--- Work instructions ---
Find the lines in these entries that include the word "JSON" and state how many there are, with no other words.

(Stored records)
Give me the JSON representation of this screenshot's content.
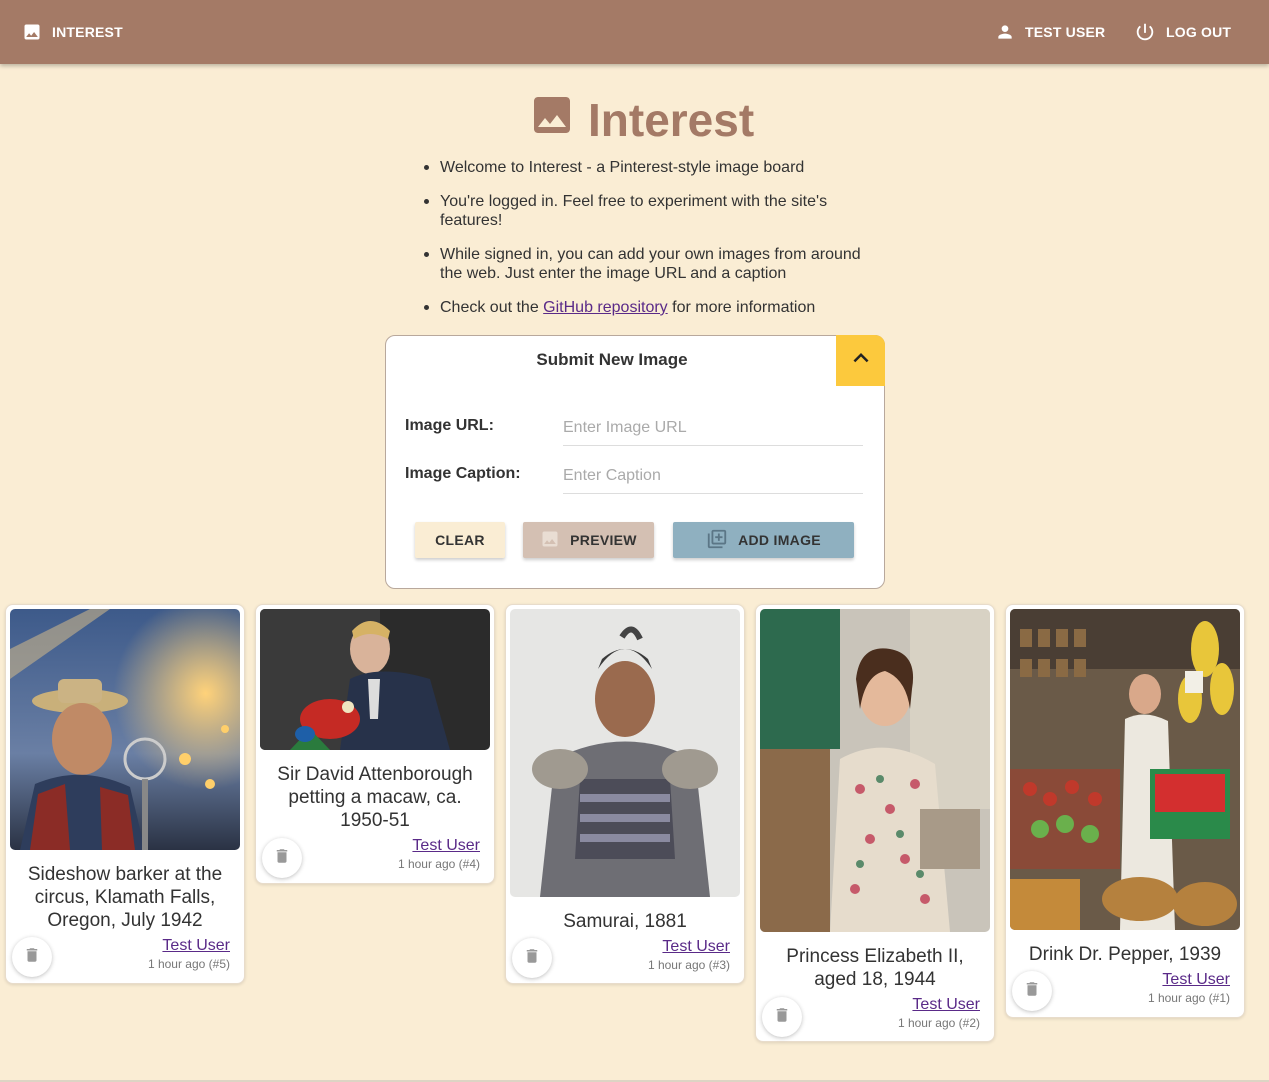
{
  "nav": {
    "brand": "INTEREST",
    "user": "TEST USER",
    "logout": "LOG OUT"
  },
  "hero": {
    "title": "Interest"
  },
  "intro": {
    "line1": "Welcome to Interest - a Pinterest-style image board",
    "line2": "You're logged in. Feel free to experiment with the site's features!",
    "line3": "While signed in, you can add your own images from around the web. Just enter the image URL and a caption",
    "line4_pre": "Check out the ",
    "line4_link": "GitHub repository",
    "line4_post": " for more information"
  },
  "submit": {
    "title": "Submit New Image",
    "url_label": "Image URL:",
    "url_placeholder": "Enter Image URL",
    "url_value": "",
    "caption_label": "Image Caption:",
    "caption_placeholder": "Enter Caption",
    "caption_value": "",
    "clear": "CLEAR",
    "preview": "PREVIEW",
    "add": "ADD IMAGE"
  },
  "colors": {
    "topbar": "#a47a66",
    "background": "#faedd4",
    "accent_yellow": "#fcc93d",
    "link": "#5a2a88",
    "add_button": "#8fb0c0",
    "preview_button": "#d4c0b3"
  },
  "cards": [
    {
      "caption": "Sideshow barker at the circus, Klamath Falls, Oregon, July 1942",
      "author": "Test User",
      "meta": "1 hour ago (#5)"
    },
    {
      "caption": "Sir David Attenborough petting a macaw, ca. 1950-51",
      "author": "Test User",
      "meta": "1 hour ago (#4)"
    },
    {
      "caption": "Samurai, 1881",
      "author": "Test User",
      "meta": "1 hour ago (#3)"
    },
    {
      "caption": "Princess Elizabeth II, aged 18, 1944",
      "author": "Test User",
      "meta": "1 hour ago (#2)"
    },
    {
      "caption": "Drink Dr. Pepper, 1939",
      "author": "Test User",
      "meta": "1 hour ago (#1)"
    }
  ]
}
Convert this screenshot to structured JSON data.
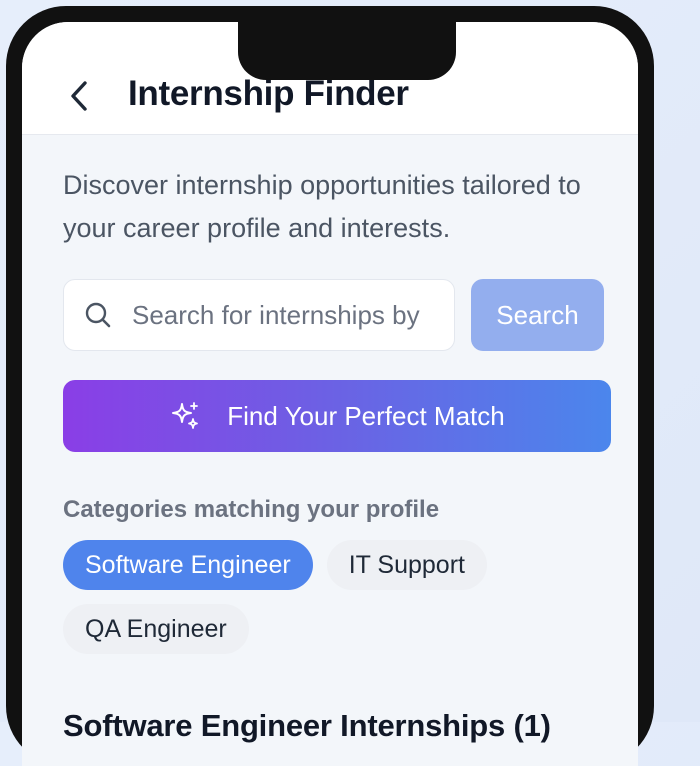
{
  "header": {
    "title": "Internship Finder",
    "back_icon": "chevron-left-icon"
  },
  "intro": {
    "description": "Discover internship opportunities tailored to your career profile and interests."
  },
  "search": {
    "placeholder": "Search for internships by",
    "value": "",
    "button_label": "Search",
    "icon": "search-icon"
  },
  "match_button": {
    "label": "Find Your Perfect Match",
    "icon": "sparkle-icon"
  },
  "categories": {
    "title": "Categories matching your profile",
    "items": [
      {
        "label": "Software Engineer",
        "selected": true
      },
      {
        "label": "IT Support",
        "selected": false
      },
      {
        "label": "QA Engineer",
        "selected": false
      }
    ]
  },
  "results": {
    "title": "Software Engineer Internships (1)"
  },
  "colors": {
    "accent": "#4f84ec",
    "search_button": "#93aeee",
    "gradient_start": "#8a3ee6",
    "gradient_end": "#4b86ec"
  }
}
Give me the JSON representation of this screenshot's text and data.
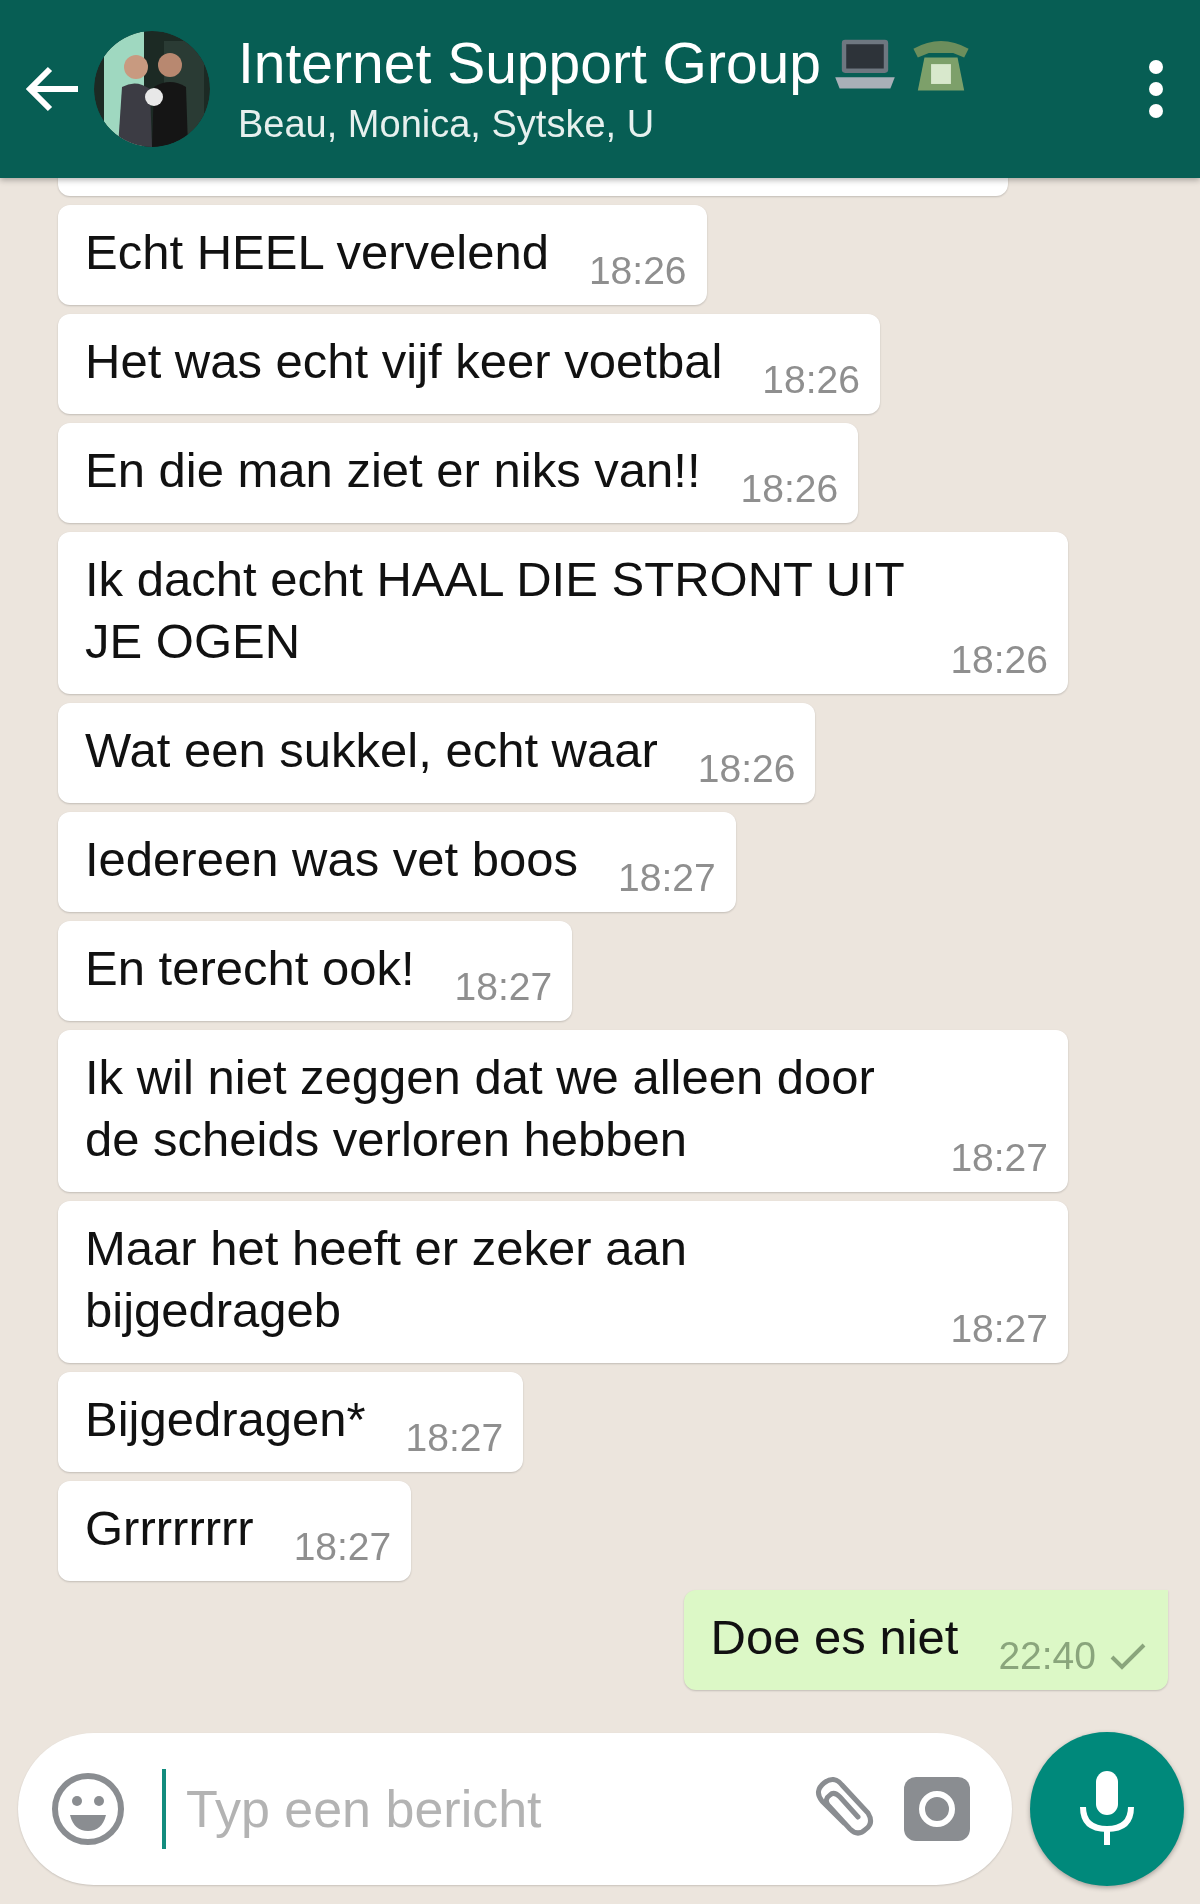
{
  "header": {
    "title": "Internet Support Group",
    "subtitle": "Beau, Monica, Sytske, U"
  },
  "messages": [
    {
      "kind": "cut",
      "outgoing": false
    },
    {
      "kind": "text",
      "outgoing": false,
      "text": "Echt HEEL vervelend",
      "time": "18:26"
    },
    {
      "kind": "text",
      "outgoing": false,
      "text": "Het was echt vijf keer voetbal",
      "time": "18:26"
    },
    {
      "kind": "text",
      "outgoing": false,
      "text": "En die man ziet er niks van!!",
      "time": "18:26"
    },
    {
      "kind": "text",
      "outgoing": false,
      "text": "Ik dacht echt HAAL DIE STRONT UIT JE OGEN",
      "time": "18:26"
    },
    {
      "kind": "text",
      "outgoing": false,
      "text": "Wat een sukkel, echt waar",
      "time": "18:26"
    },
    {
      "kind": "text",
      "outgoing": false,
      "text": "Iedereen was vet boos",
      "time": "18:27"
    },
    {
      "kind": "text",
      "outgoing": false,
      "text": "En terecht ook!",
      "time": "18:27"
    },
    {
      "kind": "text",
      "outgoing": false,
      "text": "Ik wil niet zeggen dat we alleen door de scheids verloren hebben",
      "time": "18:27"
    },
    {
      "kind": "text",
      "outgoing": false,
      "text": "Maar het heeft er zeker aan bijgedrageb",
      "time": "18:27"
    },
    {
      "kind": "text",
      "outgoing": false,
      "text": "Bijgedragen*",
      "time": "18:27"
    },
    {
      "kind": "text",
      "outgoing": false,
      "text": "Grrrrrrrr",
      "time": "18:27"
    },
    {
      "kind": "text",
      "outgoing": true,
      "text": "Doe es niet",
      "time": "22:40",
      "delivered": false
    }
  ],
  "composer": {
    "placeholder": "Typ een bericht"
  }
}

--- Response to this exercise ---
3